DO THIS
Write every entry out again exactly, please, and skip the pictures.
╔══
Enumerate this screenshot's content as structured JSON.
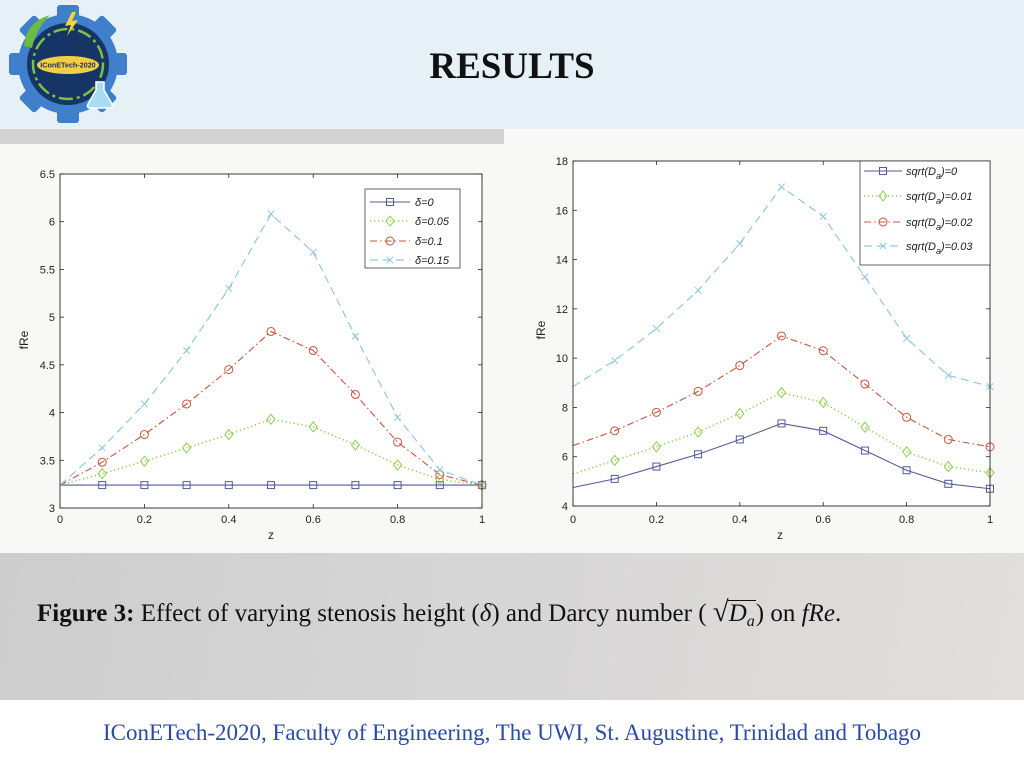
{
  "theme": {
    "header_bg": "#e5f1f7",
    "footer_text_color": "#2a4aa8"
  },
  "header": {
    "title": "RESULTS",
    "logo_text": "IConETech-2020"
  },
  "chart_data": [
    {
      "type": "line",
      "xlabel": "z",
      "ylabel": "fRe",
      "xlim": [
        0,
        1
      ],
      "ylim": [
        3,
        6.5
      ],
      "xticks": [
        0,
        0.2,
        0.4,
        0.6,
        0.8,
        1
      ],
      "yticks": [
        3,
        3.5,
        4,
        4.5,
        5,
        5.5,
        6,
        6.5
      ],
      "grid": false,
      "legend_position": "top-right",
      "x": [
        0,
        0.1,
        0.2,
        0.3,
        0.4,
        0.5,
        0.6,
        0.7,
        0.8,
        0.9,
        1
      ],
      "series": [
        {
          "name": "δ=0",
          "color": "#55599d",
          "line_style": "solid",
          "marker": "square",
          "values": [
            3.24,
            3.24,
            3.24,
            3.24,
            3.24,
            3.24,
            3.24,
            3.24,
            3.24,
            3.24,
            3.24
          ]
        },
        {
          "name": "δ=0.05",
          "color": "#8fce4c",
          "line_style": "dotted",
          "marker": "diamond",
          "values": [
            3.24,
            3.36,
            3.49,
            3.63,
            3.77,
            3.93,
            3.85,
            3.66,
            3.45,
            3.3,
            3.24
          ]
        },
        {
          "name": "δ=0.1",
          "color": "#c9543d",
          "line_style": "dash-dot",
          "marker": "circle",
          "values": [
            3.24,
            3.48,
            3.77,
            4.09,
            4.45,
            4.85,
            4.65,
            4.19,
            3.69,
            3.35,
            3.24
          ]
        },
        {
          "name": "δ=0.15",
          "color": "#92c9d9",
          "line_style": "dashed",
          "marker": "x",
          "values": [
            3.24,
            3.63,
            4.09,
            4.65,
            5.3,
            6.08,
            5.68,
            4.8,
            3.95,
            3.4,
            3.24
          ]
        }
      ]
    },
    {
      "type": "line",
      "xlabel": "z",
      "ylabel": "fRe",
      "xlim": [
        0,
        1
      ],
      "ylim": [
        4,
        18
      ],
      "xticks": [
        0,
        0.2,
        0.4,
        0.6,
        0.8,
        1
      ],
      "yticks": [
        4,
        6,
        8,
        10,
        12,
        14,
        16,
        18
      ],
      "grid": false,
      "legend_position": "top-right",
      "x": [
        0,
        0.1,
        0.2,
        0.3,
        0.4,
        0.5,
        0.6,
        0.7,
        0.8,
        0.9,
        1
      ],
      "series": [
        {
          "name": {
            "pre": "sqrt(D",
            "sub": "a",
            "post": ")=0"
          },
          "color": "#55599d",
          "line_style": "solid",
          "marker": "square",
          "values": [
            4.75,
            5.1,
            5.6,
            6.1,
            6.7,
            7.35,
            7.05,
            6.25,
            5.45,
            4.9,
            4.7
          ]
        },
        {
          "name": {
            "pre": "sqrt(D",
            "sub": "a",
            "post": ")=0.01"
          },
          "color": "#8fce4c",
          "line_style": "dotted",
          "marker": "diamond",
          "values": [
            5.3,
            5.85,
            6.4,
            7.0,
            7.75,
            8.6,
            8.2,
            7.2,
            6.2,
            5.6,
            5.35
          ]
        },
        {
          "name": {
            "pre": "sqrt(D",
            "sub": "a",
            "post": ")=0.02"
          },
          "color": "#c9543d",
          "line_style": "dash-dot",
          "marker": "circle",
          "values": [
            6.45,
            7.05,
            7.8,
            8.65,
            9.7,
            10.9,
            10.3,
            8.95,
            7.6,
            6.7,
            6.4
          ]
        },
        {
          "name": {
            "pre": "sqrt(D",
            "sub": "a",
            "post": ")=0.03"
          },
          "color": "#92c9d9",
          "line_style": "dashed",
          "marker": "x",
          "values": [
            8.85,
            9.9,
            11.2,
            12.75,
            14.65,
            16.95,
            15.75,
            13.3,
            10.8,
            9.3,
            8.85
          ]
        }
      ]
    }
  ],
  "caption": {
    "label": "Figure 3:",
    "text_1": "Effect of varying stenosis height (",
    "delta": "δ",
    "text_2": ") and Darcy number (",
    "radical": "√",
    "sqrt_var": "D",
    "sqrt_sub": "a",
    "text_3": ") on",
    "fre": "fRe",
    "end": "."
  },
  "footer": {
    "text": "IConETech-2020, Faculty of Engineering, The UWI, St. Augustine, Trinidad and Tobago"
  }
}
╚══
EXERCISE RESULT
Enumerate this screenshot's content as structured JSON.
{
  "theme": {
    "header_bg": "#e5f1f7",
    "footer_text_color": "#2a4aa8"
  },
  "header": {
    "title": "RESULTS",
    "logo_text": "IConETech-2020"
  },
  "chart_data": [
    {
      "type": "line",
      "xlabel": "z",
      "ylabel": "fRe",
      "xlim": [
        0,
        1
      ],
      "ylim": [
        3,
        6.5
      ],
      "xticks": [
        0,
        0.2,
        0.4,
        0.6,
        0.8,
        1
      ],
      "yticks": [
        3,
        3.5,
        4,
        4.5,
        5,
        5.5,
        6,
        6.5
      ],
      "grid": false,
      "legend_position": "top-right",
      "x": [
        0,
        0.1,
        0.2,
        0.3,
        0.4,
        0.5,
        0.6,
        0.7,
        0.8,
        0.9,
        1
      ],
      "series": [
        {
          "name": "δ=0",
          "color": "#55599d",
          "line_style": "solid",
          "marker": "square",
          "values": [
            3.24,
            3.24,
            3.24,
            3.24,
            3.24,
            3.24,
            3.24,
            3.24,
            3.24,
            3.24,
            3.24
          ]
        },
        {
          "name": "δ=0.05",
          "color": "#8fce4c",
          "line_style": "dotted",
          "marker": "diamond",
          "values": [
            3.24,
            3.36,
            3.49,
            3.63,
            3.77,
            3.93,
            3.85,
            3.66,
            3.45,
            3.3,
            3.24
          ]
        },
        {
          "name": "δ=0.1",
          "color": "#c9543d",
          "line_style": "dash-dot",
          "marker": "circle",
          "values": [
            3.24,
            3.48,
            3.77,
            4.09,
            4.45,
            4.85,
            4.65,
            4.19,
            3.69,
            3.35,
            3.24
          ]
        },
        {
          "name": "δ=0.15",
          "color": "#92c9d9",
          "line_style": "dashed",
          "marker": "x",
          "values": [
            3.24,
            3.63,
            4.09,
            4.65,
            5.3,
            6.08,
            5.68,
            4.8,
            3.95,
            3.4,
            3.24
          ]
        }
      ]
    },
    {
      "type": "line",
      "xlabel": "z",
      "ylabel": "fRe",
      "xlim": [
        0,
        1
      ],
      "ylim": [
        4,
        18
      ],
      "xticks": [
        0,
        0.2,
        0.4,
        0.6,
        0.8,
        1
      ],
      "yticks": [
        4,
        6,
        8,
        10,
        12,
        14,
        16,
        18
      ],
      "grid": false,
      "legend_position": "top-right",
      "x": [
        0,
        0.1,
        0.2,
        0.3,
        0.4,
        0.5,
        0.6,
        0.7,
        0.8,
        0.9,
        1
      ],
      "series": [
        {
          "name": {
            "pre": "sqrt(D",
            "sub": "a",
            "post": ")=0"
          },
          "color": "#55599d",
          "line_style": "solid",
          "marker": "square",
          "values": [
            4.75,
            5.1,
            5.6,
            6.1,
            6.7,
            7.35,
            7.05,
            6.25,
            5.45,
            4.9,
            4.7
          ]
        },
        {
          "name": {
            "pre": "sqrt(D",
            "sub": "a",
            "post": ")=0.01"
          },
          "color": "#8fce4c",
          "line_style": "dotted",
          "marker": "diamond",
          "values": [
            5.3,
            5.85,
            6.4,
            7.0,
            7.75,
            8.6,
            8.2,
            7.2,
            6.2,
            5.6,
            5.35
          ]
        },
        {
          "name": {
            "pre": "sqrt(D",
            "sub": "a",
            "post": ")=0.02"
          },
          "color": "#c9543d",
          "line_style": "dash-dot",
          "marker": "circle",
          "values": [
            6.45,
            7.05,
            7.8,
            8.65,
            9.7,
            10.9,
            10.3,
            8.95,
            7.6,
            6.7,
            6.4
          ]
        },
        {
          "name": {
            "pre": "sqrt(D",
            "sub": "a",
            "post": ")=0.03"
          },
          "color": "#92c9d9",
          "line_style": "dashed",
          "marker": "x",
          "values": [
            8.85,
            9.9,
            11.2,
            12.75,
            14.65,
            16.95,
            15.75,
            13.3,
            10.8,
            9.3,
            8.85
          ]
        }
      ]
    }
  ],
  "caption": {
    "label": "Figure 3:",
    "text_1": "Effect of varying stenosis height (",
    "delta": "δ",
    "text_2": ") and Darcy number (",
    "radical": "√",
    "sqrt_var": "D",
    "sqrt_sub": "a",
    "text_3": ") on",
    "fre": "fRe",
    "end": "."
  },
  "footer": {
    "text": "IConETech-2020, Faculty of Engineering, The UWI, St. Augustine, Trinidad and Tobago"
  }
}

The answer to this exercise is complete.